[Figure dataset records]
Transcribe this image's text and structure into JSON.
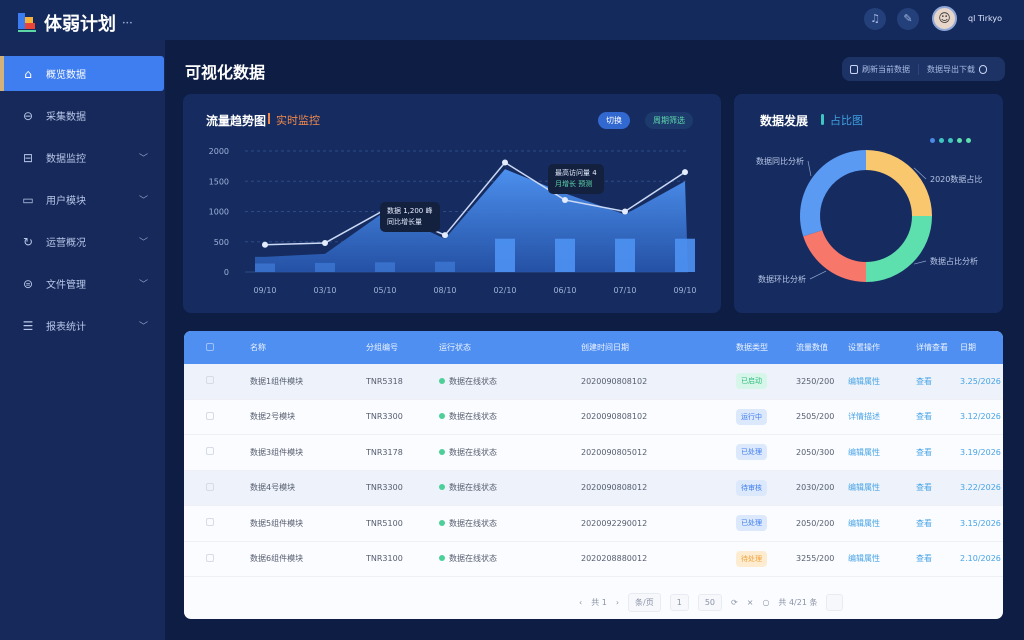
{
  "app": {
    "title": "体弱计划",
    "subtitle": "•••",
    "username": "ql Tirkyo"
  },
  "header": {
    "icons": [
      "bell-icon",
      "settings-icon"
    ]
  },
  "sidebar": {
    "items": [
      {
        "label": "概览数据",
        "icon": "⌂",
        "active": true,
        "chevron": false
      },
      {
        "label": "采集数据",
        "icon": "⊖",
        "active": false,
        "chevron": false
      },
      {
        "label": "数据监控",
        "icon": "⊟",
        "active": false,
        "chevron": true
      },
      {
        "label": "用户模块",
        "icon": "▭",
        "active": false,
        "chevron": true
      },
      {
        "label": "运营概况",
        "icon": "↻",
        "active": false,
        "chevron": true
      },
      {
        "label": "文件管理",
        "icon": "⊜",
        "active": false,
        "chevron": true
      },
      {
        "label": "报表统计",
        "icon": "☰",
        "active": false,
        "chevron": true
      }
    ]
  },
  "page": {
    "title": "可视化数据"
  },
  "toolbar": {
    "left_label": "刷新当前数据",
    "right_label": "数据导出下载"
  },
  "line_card": {
    "title": "流量趋势图",
    "subtitle": "实时监控",
    "pill_primary": "切换",
    "pill_secondary": "周期筛选"
  },
  "tooltips": [
    {
      "line1": "数据 1,200 峰",
      "line2": "同比增长量"
    },
    {
      "line1": "最高访问量 4",
      "line2": "月增长 预测"
    }
  ],
  "chart_data": {
    "type": "area",
    "categories": [
      "09/10",
      "03/10",
      "05/10",
      "08/10",
      "02/10",
      "06/10",
      "07/10",
      "09/10"
    ],
    "yticks": [
      "0",
      "500",
      "1000",
      "1500",
      "2000"
    ],
    "ylim": [
      0,
      2000
    ],
    "grid": true,
    "series": [
      {
        "type": "line",
        "values": [
          450,
          480,
          1030,
          610,
          1810,
          1190,
          1000,
          1650
        ]
      },
      {
        "type": "area",
        "values": [
          250,
          300,
          1000,
          550,
          1700,
          1300,
          950,
          1500
        ]
      },
      {
        "type": "bar",
        "values": [
          140,
          150,
          160,
          170,
          550,
          550,
          550,
          550
        ]
      }
    ]
  },
  "donut_card": {
    "title": "数据发展",
    "subtitle": "占比图",
    "chart_data": {
      "type": "pie",
      "values": [
        25,
        25,
        20,
        30
      ],
      "labels": [
        "2020数据占比",
        "数据占比分析",
        "数据环比分析",
        "数据同比分析"
      ],
      "colors": [
        "#f9c76e",
        "#5ddfae",
        "#f8776b",
        "#5a9af3"
      ]
    }
  },
  "table": {
    "headers": [
      "",
      "名称",
      "分组编号",
      "运行状态",
      "创建时间日期",
      "数据类型",
      "流量数值",
      "设置操作",
      "详情查看",
      "日期"
    ],
    "rows": [
      {
        "name": "数据1组件模块",
        "code": "TNR5318",
        "status": "数据在线状态",
        "date": "2020090808102",
        "type": "已启动",
        "type_color": "green",
        "value": "3250/200",
        "op": "编辑属性",
        "view": "查看",
        "day": "3.25/2026"
      },
      {
        "name": "数据2号模块",
        "code": "TNR3300",
        "status": "数据在线状态",
        "date": "2020090808102",
        "type": "运行中",
        "type_color": "blue",
        "value": "2505/200",
        "op": "详情描述",
        "view": "查看",
        "day": "3.12/2026"
      },
      {
        "name": "数据3组件模块",
        "code": "TNR3178",
        "status": "数据在线状态",
        "date": "2020090805012",
        "type": "已处理",
        "type_color": "blue",
        "value": "2050/300",
        "op": "编辑属性",
        "view": "查看",
        "day": "3.19/2026"
      },
      {
        "name": "数据4号模块",
        "code": "TNR3300",
        "status": "数据在线状态",
        "date": "2020090808012",
        "type": "待审核",
        "type_color": "blue",
        "value": "2030/200",
        "op": "编辑属性",
        "view": "查看",
        "day": "3.22/2026"
      },
      {
        "name": "数据5组件模块",
        "code": "TNR5100",
        "status": "数据在线状态",
        "date": "2020092290012",
        "type": "已处理",
        "type_color": "blue",
        "value": "2050/200",
        "op": "编辑属性",
        "view": "查看",
        "day": "3.15/2026"
      },
      {
        "name": "数据6组件模块",
        "code": "TNR3100",
        "status": "数据在线状态",
        "date": "2020208880012",
        "type": "待处理",
        "type_color": "orange",
        "value": "3255/200",
        "op": "编辑属性",
        "view": "查看",
        "day": "2.10/2026"
      }
    ],
    "pager": {
      "info": "共 1",
      "page_size": "条/页",
      "current": "1",
      "goto": "50",
      "total": "共 4/21 条"
    }
  },
  "colors": {
    "accent": "#3f7ef0",
    "table_header": "#4f8ff2",
    "bg": "#0e1d44"
  }
}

Goal of the exercise:
Your copy should match the records word for word, with the pictures removed.

Completed exercise:
Transcribe this image's text and structure into JSON.
{
  "app": {
    "title": "体弱计划",
    "subtitle": "•••",
    "username": "ql Tirkyo"
  },
  "header": {
    "icons": [
      "bell-icon",
      "settings-icon"
    ]
  },
  "sidebar": {
    "items": [
      {
        "label": "概览数据",
        "icon": "⌂",
        "active": true,
        "chevron": false
      },
      {
        "label": "采集数据",
        "icon": "⊖",
        "active": false,
        "chevron": false
      },
      {
        "label": "数据监控",
        "icon": "⊟",
        "active": false,
        "chevron": true
      },
      {
        "label": "用户模块",
        "icon": "▭",
        "active": false,
        "chevron": true
      },
      {
        "label": "运营概况",
        "icon": "↻",
        "active": false,
        "chevron": true
      },
      {
        "label": "文件管理",
        "icon": "⊜",
        "active": false,
        "chevron": true
      },
      {
        "label": "报表统计",
        "icon": "☰",
        "active": false,
        "chevron": true
      }
    ]
  },
  "page": {
    "title": "可视化数据"
  },
  "toolbar": {
    "left_label": "刷新当前数据",
    "right_label": "数据导出下载"
  },
  "line_card": {
    "title": "流量趋势图",
    "subtitle": "实时监控",
    "pill_primary": "切换",
    "pill_secondary": "周期筛选"
  },
  "tooltips": [
    {
      "line1": "数据 1,200 峰",
      "line2": "同比增长量"
    },
    {
      "line1": "最高访问量 4",
      "line2": "月增长 预测"
    }
  ],
  "chart_data": {
    "type": "area",
    "categories": [
      "09/10",
      "03/10",
      "05/10",
      "08/10",
      "02/10",
      "06/10",
      "07/10",
      "09/10"
    ],
    "yticks": [
      "0",
      "500",
      "1000",
      "1500",
      "2000"
    ],
    "ylim": [
      0,
      2000
    ],
    "grid": true,
    "series": [
      {
        "type": "line",
        "values": [
          450,
          480,
          1030,
          610,
          1810,
          1190,
          1000,
          1650
        ]
      },
      {
        "type": "area",
        "values": [
          250,
          300,
          1000,
          550,
          1700,
          1300,
          950,
          1500
        ]
      },
      {
        "type": "bar",
        "values": [
          140,
          150,
          160,
          170,
          550,
          550,
          550,
          550
        ]
      }
    ]
  },
  "donut_card": {
    "title": "数据发展",
    "subtitle": "占比图",
    "chart_data": {
      "type": "pie",
      "values": [
        25,
        25,
        20,
        30
      ],
      "labels": [
        "2020数据占比",
        "数据占比分析",
        "数据环比分析",
        "数据同比分析"
      ],
      "colors": [
        "#f9c76e",
        "#5ddfae",
        "#f8776b",
        "#5a9af3"
      ]
    }
  },
  "table": {
    "headers": [
      "",
      "名称",
      "分组编号",
      "运行状态",
      "创建时间日期",
      "数据类型",
      "流量数值",
      "设置操作",
      "详情查看",
      "日期"
    ],
    "rows": [
      {
        "name": "数据1组件模块",
        "code": "TNR5318",
        "status": "数据在线状态",
        "date": "2020090808102",
        "type": "已启动",
        "type_color": "green",
        "value": "3250/200",
        "op": "编辑属性",
        "view": "查看",
        "day": "3.25/2026"
      },
      {
        "name": "数据2号模块",
        "code": "TNR3300",
        "status": "数据在线状态",
        "date": "2020090808102",
        "type": "运行中",
        "type_color": "blue",
        "value": "2505/200",
        "op": "详情描述",
        "view": "查看",
        "day": "3.12/2026"
      },
      {
        "name": "数据3组件模块",
        "code": "TNR3178",
        "status": "数据在线状态",
        "date": "2020090805012",
        "type": "已处理",
        "type_color": "blue",
        "value": "2050/300",
        "op": "编辑属性",
        "view": "查看",
        "day": "3.19/2026"
      },
      {
        "name": "数据4号模块",
        "code": "TNR3300",
        "status": "数据在线状态",
        "date": "2020090808012",
        "type": "待审核",
        "type_color": "blue",
        "value": "2030/200",
        "op": "编辑属性",
        "view": "查看",
        "day": "3.22/2026"
      },
      {
        "name": "数据5组件模块",
        "code": "TNR5100",
        "status": "数据在线状态",
        "date": "2020092290012",
        "type": "已处理",
        "type_color": "blue",
        "value": "2050/200",
        "op": "编辑属性",
        "view": "查看",
        "day": "3.15/2026"
      },
      {
        "name": "数据6组件模块",
        "code": "TNR3100",
        "status": "数据在线状态",
        "date": "2020208880012",
        "type": "待处理",
        "type_color": "orange",
        "value": "3255/200",
        "op": "编辑属性",
        "view": "查看",
        "day": "2.10/2026"
      }
    ],
    "pager": {
      "info": "共 1",
      "page_size": "条/页",
      "current": "1",
      "goto": "50",
      "total": "共 4/21 条"
    }
  },
  "colors": {
    "accent": "#3f7ef0",
    "table_header": "#4f8ff2",
    "bg": "#0e1d44"
  }
}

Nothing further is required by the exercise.